Welcome

Introduction

Parsim is a tool for working with parameterized simulation models. The primary objective is to facilitate quality assurance of simulation projects. The tool supports a scripted and automated workflow, where verified and validated simulation models are parameterized, so that they can be altered/modified in well-defined ways and reused with minimal user invention. All events are logged on several levels, to support traceability, project documentation and quality control.

Parsim provides basic functionality for generating studies based on common design-of experiments (DOE) methods, for example using factorial designs, response surface methods or random sampling, like Monte Carlo or Latin Hypercube.

Parsim can also be used as an interface to the Dakota library; Dakota is run as a subprocess, generating cases from a Parsim model template.

How it works

Once a prototype simulation case has been developed, a corresponding simulation model template is created by collecting all simulation input files, data files and scripts into a template directory. The text files in a model template can then be parameterized by replacing numerical values, or text strings with macro names. Parsim uses the pyexpander macro processing library, which supports embedding of arbitrarly complex Python code in the template files. This can be used for advanced parameterization needs, for example to compute data tables from functions, generate graphs for reports, generate content in loops or conditionals, etc.

□ □ □ □

* [Task requirements]
(A) Return everything in the Parsim introduction from "Parsim can also" down to "or conditionals, etc.".
(B) According to the Parsim introduction, which macro processing library does Parsim use?

□ □ □ □

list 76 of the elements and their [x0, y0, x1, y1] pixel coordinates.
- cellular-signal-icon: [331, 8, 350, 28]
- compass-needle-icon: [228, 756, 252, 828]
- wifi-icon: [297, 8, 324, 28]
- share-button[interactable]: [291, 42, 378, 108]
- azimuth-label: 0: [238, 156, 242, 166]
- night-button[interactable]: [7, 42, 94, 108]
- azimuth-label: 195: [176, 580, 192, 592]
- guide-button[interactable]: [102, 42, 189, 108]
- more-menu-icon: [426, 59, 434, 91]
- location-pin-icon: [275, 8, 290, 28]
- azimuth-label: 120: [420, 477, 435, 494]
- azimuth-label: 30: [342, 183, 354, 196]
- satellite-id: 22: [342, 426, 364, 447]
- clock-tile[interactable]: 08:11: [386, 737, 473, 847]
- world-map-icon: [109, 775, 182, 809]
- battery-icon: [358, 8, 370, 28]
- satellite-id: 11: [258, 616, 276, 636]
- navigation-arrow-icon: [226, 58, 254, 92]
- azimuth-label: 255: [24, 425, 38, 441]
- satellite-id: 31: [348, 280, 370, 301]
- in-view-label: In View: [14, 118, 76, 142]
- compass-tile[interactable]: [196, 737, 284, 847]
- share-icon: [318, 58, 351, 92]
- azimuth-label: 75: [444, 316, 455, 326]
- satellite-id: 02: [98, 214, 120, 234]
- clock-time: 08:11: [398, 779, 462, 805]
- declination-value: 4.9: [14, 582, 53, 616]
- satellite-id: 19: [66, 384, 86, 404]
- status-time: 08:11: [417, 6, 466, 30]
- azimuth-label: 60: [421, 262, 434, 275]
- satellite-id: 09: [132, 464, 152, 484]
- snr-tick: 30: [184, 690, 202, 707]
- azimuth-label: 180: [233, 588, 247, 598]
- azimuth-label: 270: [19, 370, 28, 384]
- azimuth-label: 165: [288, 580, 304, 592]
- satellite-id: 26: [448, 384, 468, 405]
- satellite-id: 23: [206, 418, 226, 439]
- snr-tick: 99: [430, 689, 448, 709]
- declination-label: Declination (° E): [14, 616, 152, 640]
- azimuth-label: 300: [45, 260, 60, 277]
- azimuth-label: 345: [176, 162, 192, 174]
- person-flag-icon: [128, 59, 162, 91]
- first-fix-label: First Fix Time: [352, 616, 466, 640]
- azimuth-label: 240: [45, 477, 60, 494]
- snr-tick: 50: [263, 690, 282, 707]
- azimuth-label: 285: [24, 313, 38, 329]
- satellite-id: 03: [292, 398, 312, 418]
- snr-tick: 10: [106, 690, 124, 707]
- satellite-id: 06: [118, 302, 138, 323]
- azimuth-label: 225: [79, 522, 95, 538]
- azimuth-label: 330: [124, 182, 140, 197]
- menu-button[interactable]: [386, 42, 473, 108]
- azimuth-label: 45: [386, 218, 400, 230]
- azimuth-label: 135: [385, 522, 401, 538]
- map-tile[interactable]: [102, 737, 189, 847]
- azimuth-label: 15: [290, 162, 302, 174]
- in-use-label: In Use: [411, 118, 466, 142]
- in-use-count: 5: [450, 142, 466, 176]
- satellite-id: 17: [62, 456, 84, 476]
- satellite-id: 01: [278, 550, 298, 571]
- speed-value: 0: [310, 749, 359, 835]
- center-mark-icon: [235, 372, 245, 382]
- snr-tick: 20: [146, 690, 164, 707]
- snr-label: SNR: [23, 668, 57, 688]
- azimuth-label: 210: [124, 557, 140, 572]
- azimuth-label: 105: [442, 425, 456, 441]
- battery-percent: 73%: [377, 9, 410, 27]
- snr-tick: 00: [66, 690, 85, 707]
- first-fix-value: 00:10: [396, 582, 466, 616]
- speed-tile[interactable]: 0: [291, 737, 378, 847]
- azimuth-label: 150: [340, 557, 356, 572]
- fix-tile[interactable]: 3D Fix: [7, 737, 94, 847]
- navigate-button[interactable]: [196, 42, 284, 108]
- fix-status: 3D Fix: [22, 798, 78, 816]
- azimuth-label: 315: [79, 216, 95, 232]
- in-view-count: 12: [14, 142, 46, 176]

□ □ □ □

* [Answer set]
(A)
Parsim can also be used as an interface to the Dakota library; Dakota is run as a subprocess, generating cases from a Parsim model template.

How it works

Once a prototype simulation case has been developed, a corresponding simulation model template is created by collecting all simulation input files, data files and scripts into a template directory. The text files in a model template can then be parameterized by replacing numerical values, or text strings with macro names. Parsim uses the pyexpander macro processing library, which supports embedding of arbitrarly complex Python code in the template files. This can be used for advanced parameterization needs, for example to compute data tables from functions, generate graphs for reports, generate content in loops or conditionals, etc.

(B) The pyexpander macro processing library.